_EXTRACT_
□ □ □
From: Julian Anastasov <ja@ssi.bg>

rs_lock was used to protect rs_table (hash table)
from updaters (under global mutex) and readers (packet handlers).
We can remove rs_lock by using RCU lock for readers. Reclaiming
dest only with kfree_rcu is enough because the readers access
only fields from the ip_vs_dest structure.

Use hlist for rs_table.

As we are now using hlist_del_rcu, introduce in_rs_table
flag as replacement for the list_empty checks which do not
work with RCU. It is needed because only NAT dests are in
the rs_table.

Signed-off-by: Julian Anastasov <ja@ssi.bg>
Signed-off by: Hans Schillstrom <hans@schillstrom.com>
Signed-off-by: Simon Horman <horms@verge.net.au>
---
 include/net/ip_vs.h             |   14 ++++---
 net/netfilter/ipvs/ip_vs_core.c |    5 +--
 net/netfilter/ipvs/ip_vs_ctl.c  |   88 ++++++++++++++-------------------------
 3 files changed, 41 insertions(+), 66 deletions(-)

diff --git a/include/net/ip_vs.h b/include/net/ip_vs.h
index 84ca171..b06aa6c 100644
--- a/include/net/ip_vs.h
+++ b/include/net/ip_vs.h
@@ -738,7 +738,7 @@ struct ip_vs_dest_dst {
  */
 struct ip_vs_dest {
 	struct list_head	n_list;   /* for the dests in the service */
-	struct list_head	d_list;   /* for table with all the dests */
+	struct hlist_node	d_list;   /* for table with all the dests */
 
 	u16			af;		/* address family */
 	__be16			port;		/* port number of the server */
@@ -767,6 +767,9 @@ struct ip_vs_dest {
 	__be16			vport;		/* virtual port number */
 	union nf_inet_addr	vaddr;		/* virtual IP address */
 	__u32			vfwmark;	/* firewall mark of service */
+
+	struct rcu_head		rcu_head;
+	unsigned int		in_rs_table:1;	/* we are in rs_table */
 };
 
 
@@ -897,7 +900,7 @@ struct netns_ipvs {
 	#define IP_VS_RTAB_SIZE (1 << IP_VS_RTAB_BITS)
 	#define IP_VS_RTAB_MASK (IP_VS_RTAB_SIZE - 1)
 
-	struct list_head	rs_table[IP_VS_RTAB_SIZE];
+	struct hlist_head	rs_table[IP_VS_RTAB_SIZE];
 	/* ip_vs_app */
 	struct list_head	app_list;
 	/* ip_vs_proto */
@@ -933,7 +936,6 @@ struct netns_ipvs {
 
 	int			num_services;    /* no of virtual services */
 
-	rwlock_t		rs_lock;         /* real services table */
 	/* Trash for destinations */
 	struct list_head	dest_trash;
 	/* Service counters */
@@ -1376,9 +1378,9 @@ static inline void ip_vs_service_put(struct ip_vs_service *svc)
□ □ □
Bounding box entries
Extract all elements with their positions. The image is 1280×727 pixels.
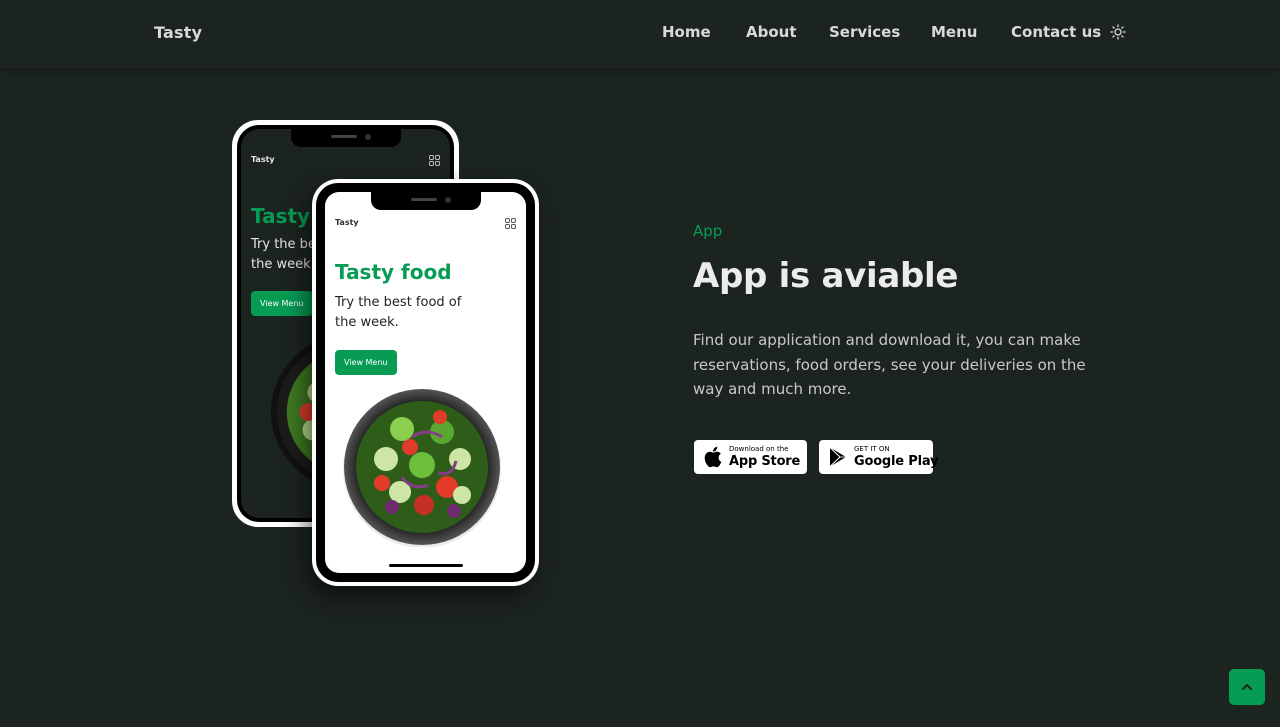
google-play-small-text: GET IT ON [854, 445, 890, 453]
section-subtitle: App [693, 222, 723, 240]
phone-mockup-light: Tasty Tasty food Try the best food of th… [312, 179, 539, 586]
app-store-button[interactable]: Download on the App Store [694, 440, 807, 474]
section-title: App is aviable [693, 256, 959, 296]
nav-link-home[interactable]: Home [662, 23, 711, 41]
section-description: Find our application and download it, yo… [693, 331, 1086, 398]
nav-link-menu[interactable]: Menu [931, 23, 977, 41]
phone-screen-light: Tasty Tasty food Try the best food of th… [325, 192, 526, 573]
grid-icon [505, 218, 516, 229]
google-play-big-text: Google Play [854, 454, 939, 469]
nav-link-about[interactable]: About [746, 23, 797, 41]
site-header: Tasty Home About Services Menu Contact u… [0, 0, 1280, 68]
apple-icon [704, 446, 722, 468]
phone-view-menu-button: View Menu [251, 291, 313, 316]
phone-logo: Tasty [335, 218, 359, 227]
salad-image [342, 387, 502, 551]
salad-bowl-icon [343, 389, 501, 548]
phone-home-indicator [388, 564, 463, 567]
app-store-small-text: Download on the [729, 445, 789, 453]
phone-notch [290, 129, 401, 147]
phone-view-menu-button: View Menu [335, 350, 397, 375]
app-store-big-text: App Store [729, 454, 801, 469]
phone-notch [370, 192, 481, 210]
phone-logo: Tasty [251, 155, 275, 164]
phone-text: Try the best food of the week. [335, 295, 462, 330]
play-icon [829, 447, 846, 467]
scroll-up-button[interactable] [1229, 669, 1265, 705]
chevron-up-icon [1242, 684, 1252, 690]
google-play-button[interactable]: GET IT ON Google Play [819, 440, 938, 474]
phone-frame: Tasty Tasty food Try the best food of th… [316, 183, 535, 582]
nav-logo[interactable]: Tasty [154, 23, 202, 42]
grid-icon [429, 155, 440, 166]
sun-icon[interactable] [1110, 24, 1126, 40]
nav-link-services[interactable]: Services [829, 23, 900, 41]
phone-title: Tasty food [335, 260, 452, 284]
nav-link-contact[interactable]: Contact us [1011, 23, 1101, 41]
□ □ □
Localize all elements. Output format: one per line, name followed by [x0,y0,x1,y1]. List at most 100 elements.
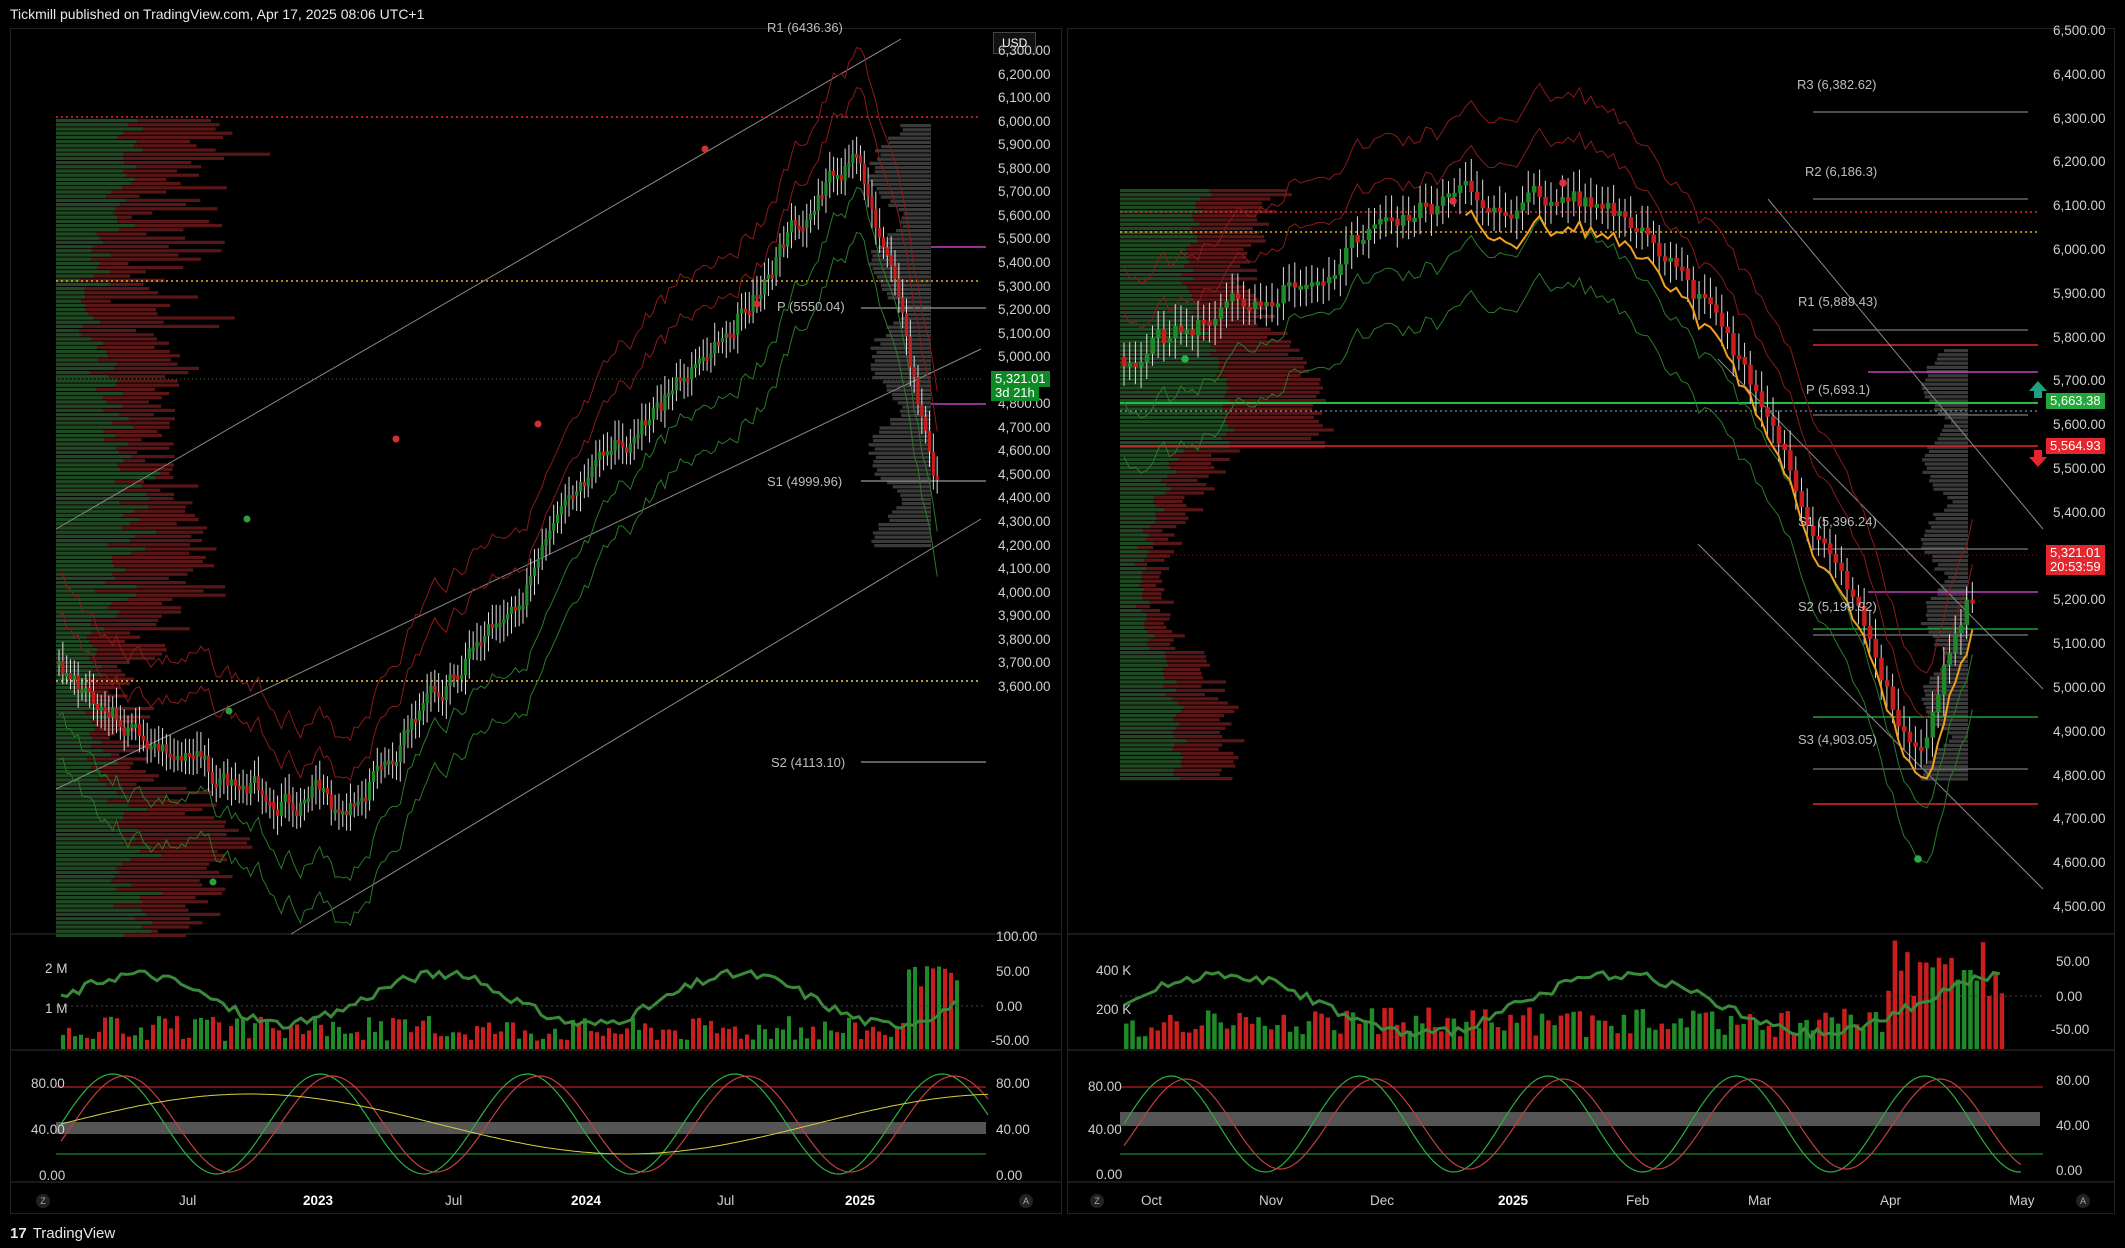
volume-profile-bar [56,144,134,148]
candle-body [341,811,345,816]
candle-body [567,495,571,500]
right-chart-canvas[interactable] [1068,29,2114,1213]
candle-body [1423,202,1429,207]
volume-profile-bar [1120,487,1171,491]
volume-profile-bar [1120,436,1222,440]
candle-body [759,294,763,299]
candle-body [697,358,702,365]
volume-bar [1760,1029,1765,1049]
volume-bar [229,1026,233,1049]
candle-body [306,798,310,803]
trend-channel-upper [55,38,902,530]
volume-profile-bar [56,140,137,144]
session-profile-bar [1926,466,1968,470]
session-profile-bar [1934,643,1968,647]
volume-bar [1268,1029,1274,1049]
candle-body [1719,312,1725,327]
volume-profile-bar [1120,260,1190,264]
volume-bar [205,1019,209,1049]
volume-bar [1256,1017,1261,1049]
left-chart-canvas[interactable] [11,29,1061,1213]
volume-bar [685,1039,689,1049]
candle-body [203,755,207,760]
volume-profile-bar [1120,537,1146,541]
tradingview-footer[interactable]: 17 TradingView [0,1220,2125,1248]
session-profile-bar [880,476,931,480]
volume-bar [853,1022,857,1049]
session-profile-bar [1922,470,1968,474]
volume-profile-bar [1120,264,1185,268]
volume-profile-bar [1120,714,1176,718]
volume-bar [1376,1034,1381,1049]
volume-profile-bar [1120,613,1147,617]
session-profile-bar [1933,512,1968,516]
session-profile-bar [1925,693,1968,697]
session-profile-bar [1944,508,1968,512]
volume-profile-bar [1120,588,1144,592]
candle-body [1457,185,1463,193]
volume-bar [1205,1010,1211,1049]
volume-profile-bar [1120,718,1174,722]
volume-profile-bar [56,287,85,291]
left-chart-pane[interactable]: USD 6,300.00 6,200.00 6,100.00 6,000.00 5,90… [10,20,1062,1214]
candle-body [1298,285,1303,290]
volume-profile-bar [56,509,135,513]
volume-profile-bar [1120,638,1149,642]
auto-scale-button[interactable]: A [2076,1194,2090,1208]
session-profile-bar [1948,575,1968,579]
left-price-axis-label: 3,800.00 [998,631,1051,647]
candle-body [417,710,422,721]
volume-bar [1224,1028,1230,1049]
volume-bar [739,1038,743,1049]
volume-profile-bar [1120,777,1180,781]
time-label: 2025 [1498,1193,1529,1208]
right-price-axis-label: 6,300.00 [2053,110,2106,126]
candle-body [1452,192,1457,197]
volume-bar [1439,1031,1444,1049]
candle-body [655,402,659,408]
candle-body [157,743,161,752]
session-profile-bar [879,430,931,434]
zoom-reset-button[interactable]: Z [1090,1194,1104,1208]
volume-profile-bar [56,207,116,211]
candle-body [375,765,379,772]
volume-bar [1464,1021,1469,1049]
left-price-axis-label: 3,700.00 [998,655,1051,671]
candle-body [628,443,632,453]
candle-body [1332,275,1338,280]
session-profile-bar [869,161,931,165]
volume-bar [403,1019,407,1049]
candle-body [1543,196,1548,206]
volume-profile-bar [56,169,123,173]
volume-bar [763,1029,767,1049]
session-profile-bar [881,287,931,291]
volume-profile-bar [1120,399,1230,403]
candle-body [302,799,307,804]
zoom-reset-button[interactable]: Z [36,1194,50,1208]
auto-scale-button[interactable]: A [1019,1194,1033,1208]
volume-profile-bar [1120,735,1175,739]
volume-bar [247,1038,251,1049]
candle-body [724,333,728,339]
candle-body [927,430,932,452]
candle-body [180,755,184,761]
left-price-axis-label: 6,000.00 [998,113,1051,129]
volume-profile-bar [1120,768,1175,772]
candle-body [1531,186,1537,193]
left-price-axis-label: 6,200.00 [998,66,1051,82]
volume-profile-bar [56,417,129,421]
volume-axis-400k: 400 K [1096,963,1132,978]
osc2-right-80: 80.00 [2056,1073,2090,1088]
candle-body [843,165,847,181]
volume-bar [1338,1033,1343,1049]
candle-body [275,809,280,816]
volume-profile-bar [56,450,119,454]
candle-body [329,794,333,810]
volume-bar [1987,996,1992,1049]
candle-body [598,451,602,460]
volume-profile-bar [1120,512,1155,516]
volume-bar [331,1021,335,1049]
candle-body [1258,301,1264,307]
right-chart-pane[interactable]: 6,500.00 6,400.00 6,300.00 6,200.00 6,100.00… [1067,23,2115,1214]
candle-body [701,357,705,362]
□ □ □
_WHAT IS REQUIRED_
Answer these questions about the rs_table patch:
1. What does the patch introduce to replace the list_empty checks?
2. How many insertions and deletions does the summary report across the changed files?
3. What type is rs_table declared with after the change?

_RESPONSE TO THIS EXERCISE_
1. The in_rs_table flag.
2. 41 insertions and 66 deletions.
3. struct hlist_head.